Given request. Identify every line in the records below that contains the word "Ethernet", and copy each of those lines.

***

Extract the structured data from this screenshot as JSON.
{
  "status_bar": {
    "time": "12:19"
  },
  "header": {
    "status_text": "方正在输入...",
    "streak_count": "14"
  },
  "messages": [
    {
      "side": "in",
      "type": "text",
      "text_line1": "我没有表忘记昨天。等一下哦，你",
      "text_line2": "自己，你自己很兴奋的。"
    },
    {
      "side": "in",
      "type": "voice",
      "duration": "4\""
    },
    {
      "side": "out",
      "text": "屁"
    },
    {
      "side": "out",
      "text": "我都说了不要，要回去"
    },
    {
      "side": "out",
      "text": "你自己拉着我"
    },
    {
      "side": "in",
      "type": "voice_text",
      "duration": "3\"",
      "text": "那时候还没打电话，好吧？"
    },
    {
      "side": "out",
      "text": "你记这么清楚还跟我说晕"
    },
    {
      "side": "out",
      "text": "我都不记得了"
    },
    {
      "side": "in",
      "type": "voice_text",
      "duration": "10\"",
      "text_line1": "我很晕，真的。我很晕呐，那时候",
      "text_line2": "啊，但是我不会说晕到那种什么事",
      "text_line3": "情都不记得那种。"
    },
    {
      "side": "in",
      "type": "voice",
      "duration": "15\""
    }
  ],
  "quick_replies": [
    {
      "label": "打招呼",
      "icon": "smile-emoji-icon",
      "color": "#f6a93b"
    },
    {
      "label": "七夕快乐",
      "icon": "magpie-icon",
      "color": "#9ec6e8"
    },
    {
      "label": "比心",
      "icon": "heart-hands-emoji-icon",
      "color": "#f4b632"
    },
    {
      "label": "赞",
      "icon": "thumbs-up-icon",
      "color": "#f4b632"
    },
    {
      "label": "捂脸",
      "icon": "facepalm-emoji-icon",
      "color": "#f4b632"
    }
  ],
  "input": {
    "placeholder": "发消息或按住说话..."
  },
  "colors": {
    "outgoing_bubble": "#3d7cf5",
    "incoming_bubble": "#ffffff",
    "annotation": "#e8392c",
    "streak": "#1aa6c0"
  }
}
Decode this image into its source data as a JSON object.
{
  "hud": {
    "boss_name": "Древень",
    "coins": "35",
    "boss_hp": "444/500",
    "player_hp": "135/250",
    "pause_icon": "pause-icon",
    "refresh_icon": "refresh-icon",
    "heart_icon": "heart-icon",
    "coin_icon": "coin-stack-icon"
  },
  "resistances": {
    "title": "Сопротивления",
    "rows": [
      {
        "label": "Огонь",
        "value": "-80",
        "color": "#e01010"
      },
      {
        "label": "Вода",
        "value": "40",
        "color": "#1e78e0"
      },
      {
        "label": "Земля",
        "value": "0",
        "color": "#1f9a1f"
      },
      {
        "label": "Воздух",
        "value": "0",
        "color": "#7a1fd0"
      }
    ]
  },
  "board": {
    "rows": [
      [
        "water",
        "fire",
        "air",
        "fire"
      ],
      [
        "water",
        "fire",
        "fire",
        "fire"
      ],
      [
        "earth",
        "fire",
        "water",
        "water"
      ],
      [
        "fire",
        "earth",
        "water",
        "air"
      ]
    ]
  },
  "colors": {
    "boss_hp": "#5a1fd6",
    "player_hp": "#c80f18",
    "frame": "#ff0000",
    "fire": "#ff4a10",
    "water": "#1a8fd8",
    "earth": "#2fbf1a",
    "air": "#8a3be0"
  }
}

***

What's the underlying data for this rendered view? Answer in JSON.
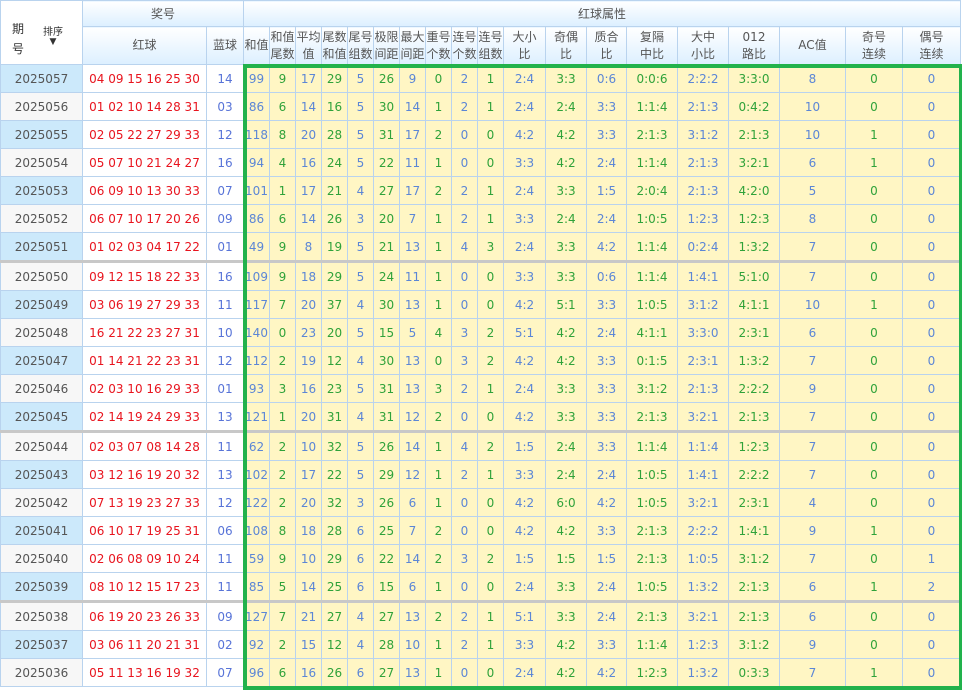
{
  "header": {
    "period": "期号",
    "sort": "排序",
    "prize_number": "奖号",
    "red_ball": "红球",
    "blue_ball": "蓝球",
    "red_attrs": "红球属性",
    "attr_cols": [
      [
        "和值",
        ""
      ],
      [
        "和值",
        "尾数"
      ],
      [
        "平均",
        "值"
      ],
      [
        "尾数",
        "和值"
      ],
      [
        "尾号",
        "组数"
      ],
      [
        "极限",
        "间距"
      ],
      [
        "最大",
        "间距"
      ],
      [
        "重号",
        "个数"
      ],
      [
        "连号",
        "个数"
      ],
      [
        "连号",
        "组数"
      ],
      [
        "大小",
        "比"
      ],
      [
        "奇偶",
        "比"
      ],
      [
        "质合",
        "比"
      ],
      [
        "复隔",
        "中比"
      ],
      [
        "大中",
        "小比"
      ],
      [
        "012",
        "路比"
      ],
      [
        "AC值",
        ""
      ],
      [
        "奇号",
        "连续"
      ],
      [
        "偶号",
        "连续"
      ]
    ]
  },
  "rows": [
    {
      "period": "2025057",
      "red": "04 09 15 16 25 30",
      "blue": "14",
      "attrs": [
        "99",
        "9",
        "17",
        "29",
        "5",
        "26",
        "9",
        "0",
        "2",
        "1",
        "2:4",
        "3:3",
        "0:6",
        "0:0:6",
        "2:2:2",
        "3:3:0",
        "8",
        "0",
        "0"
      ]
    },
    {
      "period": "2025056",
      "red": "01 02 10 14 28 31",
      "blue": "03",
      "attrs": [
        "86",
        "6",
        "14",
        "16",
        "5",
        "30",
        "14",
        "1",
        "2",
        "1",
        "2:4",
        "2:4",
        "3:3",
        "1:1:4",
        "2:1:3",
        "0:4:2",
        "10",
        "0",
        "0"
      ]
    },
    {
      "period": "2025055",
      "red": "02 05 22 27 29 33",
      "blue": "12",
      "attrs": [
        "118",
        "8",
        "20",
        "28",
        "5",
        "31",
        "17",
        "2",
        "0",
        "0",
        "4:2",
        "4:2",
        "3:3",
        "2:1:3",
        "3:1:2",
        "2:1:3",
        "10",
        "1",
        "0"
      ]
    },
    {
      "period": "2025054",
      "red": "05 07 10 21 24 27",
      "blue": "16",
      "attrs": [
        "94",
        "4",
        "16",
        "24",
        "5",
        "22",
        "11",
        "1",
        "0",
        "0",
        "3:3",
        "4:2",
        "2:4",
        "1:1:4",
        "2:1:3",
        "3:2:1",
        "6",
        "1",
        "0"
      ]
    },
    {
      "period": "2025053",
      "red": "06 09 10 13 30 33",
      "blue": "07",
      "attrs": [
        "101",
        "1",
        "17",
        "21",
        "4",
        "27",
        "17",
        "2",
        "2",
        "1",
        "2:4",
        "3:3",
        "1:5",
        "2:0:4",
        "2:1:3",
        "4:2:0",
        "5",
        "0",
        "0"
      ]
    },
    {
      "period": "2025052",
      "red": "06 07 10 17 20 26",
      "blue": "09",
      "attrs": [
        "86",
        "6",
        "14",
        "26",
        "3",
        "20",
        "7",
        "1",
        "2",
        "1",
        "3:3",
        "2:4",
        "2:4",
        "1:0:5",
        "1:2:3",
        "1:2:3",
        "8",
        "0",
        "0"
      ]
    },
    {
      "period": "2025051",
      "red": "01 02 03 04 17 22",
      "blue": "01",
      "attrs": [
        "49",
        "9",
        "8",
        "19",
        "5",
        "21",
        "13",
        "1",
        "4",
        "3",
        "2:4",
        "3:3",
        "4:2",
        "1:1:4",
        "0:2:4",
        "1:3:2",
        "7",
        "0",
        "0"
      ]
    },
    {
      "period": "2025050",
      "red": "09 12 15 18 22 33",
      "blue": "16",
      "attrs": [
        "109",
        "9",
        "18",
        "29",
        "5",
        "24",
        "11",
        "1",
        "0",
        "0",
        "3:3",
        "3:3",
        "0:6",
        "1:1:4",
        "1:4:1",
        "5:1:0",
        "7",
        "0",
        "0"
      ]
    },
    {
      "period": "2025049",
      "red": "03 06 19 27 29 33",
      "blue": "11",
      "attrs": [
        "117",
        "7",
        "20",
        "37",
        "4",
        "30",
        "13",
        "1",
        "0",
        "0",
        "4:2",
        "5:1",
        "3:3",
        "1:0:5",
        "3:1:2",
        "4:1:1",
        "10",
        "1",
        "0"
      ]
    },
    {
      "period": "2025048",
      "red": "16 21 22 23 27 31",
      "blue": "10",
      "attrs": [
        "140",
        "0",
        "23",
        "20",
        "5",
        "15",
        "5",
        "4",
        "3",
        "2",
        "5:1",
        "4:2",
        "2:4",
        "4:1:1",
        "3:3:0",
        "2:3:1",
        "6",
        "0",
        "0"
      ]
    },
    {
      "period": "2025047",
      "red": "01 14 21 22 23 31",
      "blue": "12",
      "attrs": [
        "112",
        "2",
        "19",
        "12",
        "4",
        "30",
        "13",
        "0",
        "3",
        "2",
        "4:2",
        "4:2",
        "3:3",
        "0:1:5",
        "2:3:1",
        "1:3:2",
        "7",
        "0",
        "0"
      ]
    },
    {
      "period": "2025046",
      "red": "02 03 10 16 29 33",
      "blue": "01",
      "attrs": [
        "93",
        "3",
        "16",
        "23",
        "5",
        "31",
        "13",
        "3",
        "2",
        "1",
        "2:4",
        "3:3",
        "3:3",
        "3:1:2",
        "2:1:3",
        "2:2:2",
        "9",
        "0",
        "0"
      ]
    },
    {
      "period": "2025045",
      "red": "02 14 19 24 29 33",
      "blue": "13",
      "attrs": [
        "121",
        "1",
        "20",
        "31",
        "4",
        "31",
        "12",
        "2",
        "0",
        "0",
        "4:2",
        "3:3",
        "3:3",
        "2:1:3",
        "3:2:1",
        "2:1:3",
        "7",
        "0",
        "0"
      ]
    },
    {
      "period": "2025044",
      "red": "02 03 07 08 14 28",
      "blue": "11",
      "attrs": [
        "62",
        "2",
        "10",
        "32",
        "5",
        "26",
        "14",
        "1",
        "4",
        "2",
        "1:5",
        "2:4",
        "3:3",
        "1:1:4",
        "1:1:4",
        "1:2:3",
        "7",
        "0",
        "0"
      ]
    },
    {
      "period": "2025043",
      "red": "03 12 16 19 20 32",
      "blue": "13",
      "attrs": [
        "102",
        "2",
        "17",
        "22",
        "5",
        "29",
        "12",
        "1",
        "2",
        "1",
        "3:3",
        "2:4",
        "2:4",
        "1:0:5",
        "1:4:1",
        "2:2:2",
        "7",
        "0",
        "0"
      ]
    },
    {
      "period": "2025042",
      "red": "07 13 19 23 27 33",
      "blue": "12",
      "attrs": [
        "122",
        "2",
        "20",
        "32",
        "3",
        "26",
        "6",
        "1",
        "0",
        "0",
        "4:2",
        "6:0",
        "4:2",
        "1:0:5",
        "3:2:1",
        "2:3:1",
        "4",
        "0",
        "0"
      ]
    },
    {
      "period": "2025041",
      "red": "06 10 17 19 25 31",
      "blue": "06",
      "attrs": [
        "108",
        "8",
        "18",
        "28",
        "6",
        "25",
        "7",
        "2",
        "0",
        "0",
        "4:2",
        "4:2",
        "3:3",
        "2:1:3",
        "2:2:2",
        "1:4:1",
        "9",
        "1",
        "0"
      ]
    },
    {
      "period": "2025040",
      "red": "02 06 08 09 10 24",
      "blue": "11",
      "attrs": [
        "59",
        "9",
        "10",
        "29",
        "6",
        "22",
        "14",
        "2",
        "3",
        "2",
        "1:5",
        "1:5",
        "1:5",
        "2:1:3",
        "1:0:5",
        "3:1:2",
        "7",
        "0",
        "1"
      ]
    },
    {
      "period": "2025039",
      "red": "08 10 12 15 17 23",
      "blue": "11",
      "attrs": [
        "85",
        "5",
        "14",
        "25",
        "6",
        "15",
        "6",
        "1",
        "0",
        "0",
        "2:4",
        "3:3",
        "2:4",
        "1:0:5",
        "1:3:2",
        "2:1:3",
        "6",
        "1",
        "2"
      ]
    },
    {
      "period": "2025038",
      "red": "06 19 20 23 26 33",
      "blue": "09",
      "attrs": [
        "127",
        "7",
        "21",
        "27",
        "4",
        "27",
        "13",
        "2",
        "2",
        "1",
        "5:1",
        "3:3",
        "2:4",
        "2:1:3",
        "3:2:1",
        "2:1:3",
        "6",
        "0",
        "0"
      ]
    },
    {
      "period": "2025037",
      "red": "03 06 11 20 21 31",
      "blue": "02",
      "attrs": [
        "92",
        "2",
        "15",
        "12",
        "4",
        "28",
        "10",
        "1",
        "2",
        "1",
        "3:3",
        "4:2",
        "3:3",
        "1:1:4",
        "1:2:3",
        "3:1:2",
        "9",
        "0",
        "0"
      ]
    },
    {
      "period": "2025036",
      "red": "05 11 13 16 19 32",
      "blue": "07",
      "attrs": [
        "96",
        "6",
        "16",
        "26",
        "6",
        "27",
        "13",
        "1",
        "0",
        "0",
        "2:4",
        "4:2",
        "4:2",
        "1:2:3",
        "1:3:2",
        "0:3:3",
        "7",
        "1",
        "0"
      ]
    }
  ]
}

***

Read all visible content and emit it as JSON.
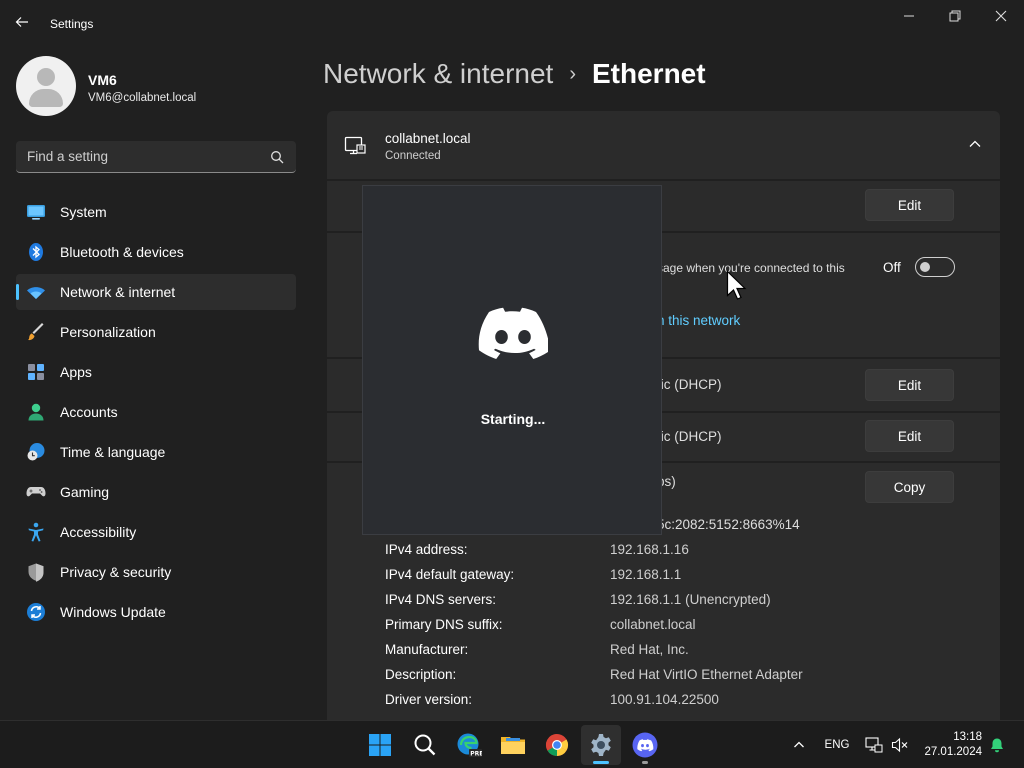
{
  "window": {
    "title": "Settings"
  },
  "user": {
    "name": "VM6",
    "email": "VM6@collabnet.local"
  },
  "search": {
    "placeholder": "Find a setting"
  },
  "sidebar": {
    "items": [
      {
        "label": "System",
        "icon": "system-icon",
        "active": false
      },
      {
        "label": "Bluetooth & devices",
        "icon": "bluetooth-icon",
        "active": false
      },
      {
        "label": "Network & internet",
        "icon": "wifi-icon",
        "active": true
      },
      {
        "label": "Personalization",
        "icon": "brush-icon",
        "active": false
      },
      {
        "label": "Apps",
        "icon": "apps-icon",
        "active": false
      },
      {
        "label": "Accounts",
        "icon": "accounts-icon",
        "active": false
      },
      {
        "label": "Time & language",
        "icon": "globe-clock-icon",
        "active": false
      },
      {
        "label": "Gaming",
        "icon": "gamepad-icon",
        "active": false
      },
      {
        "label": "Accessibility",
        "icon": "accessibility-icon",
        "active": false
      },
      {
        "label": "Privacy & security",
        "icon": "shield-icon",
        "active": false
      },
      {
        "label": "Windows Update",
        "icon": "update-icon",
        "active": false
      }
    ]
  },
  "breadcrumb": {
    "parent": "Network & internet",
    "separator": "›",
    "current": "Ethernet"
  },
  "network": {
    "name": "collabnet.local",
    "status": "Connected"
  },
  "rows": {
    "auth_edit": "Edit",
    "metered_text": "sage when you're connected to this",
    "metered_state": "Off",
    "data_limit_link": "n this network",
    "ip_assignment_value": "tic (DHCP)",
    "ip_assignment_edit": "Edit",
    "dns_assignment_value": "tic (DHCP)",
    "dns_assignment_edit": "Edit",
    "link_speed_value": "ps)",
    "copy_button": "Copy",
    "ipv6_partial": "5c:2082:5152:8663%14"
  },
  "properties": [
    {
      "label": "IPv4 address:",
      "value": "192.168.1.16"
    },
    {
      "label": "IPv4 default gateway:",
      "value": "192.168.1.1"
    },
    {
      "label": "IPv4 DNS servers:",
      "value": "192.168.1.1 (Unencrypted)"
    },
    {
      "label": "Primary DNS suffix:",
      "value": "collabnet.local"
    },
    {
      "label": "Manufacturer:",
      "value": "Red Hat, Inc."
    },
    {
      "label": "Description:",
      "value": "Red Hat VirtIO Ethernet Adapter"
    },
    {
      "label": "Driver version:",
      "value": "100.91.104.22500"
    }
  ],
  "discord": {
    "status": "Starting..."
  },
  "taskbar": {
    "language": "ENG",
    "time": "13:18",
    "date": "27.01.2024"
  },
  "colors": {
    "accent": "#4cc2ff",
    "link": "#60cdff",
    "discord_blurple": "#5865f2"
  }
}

***

Task solution.
    "current": "Ethernet"
      "value": "Red Hat VirtIO Ethernet Adapter"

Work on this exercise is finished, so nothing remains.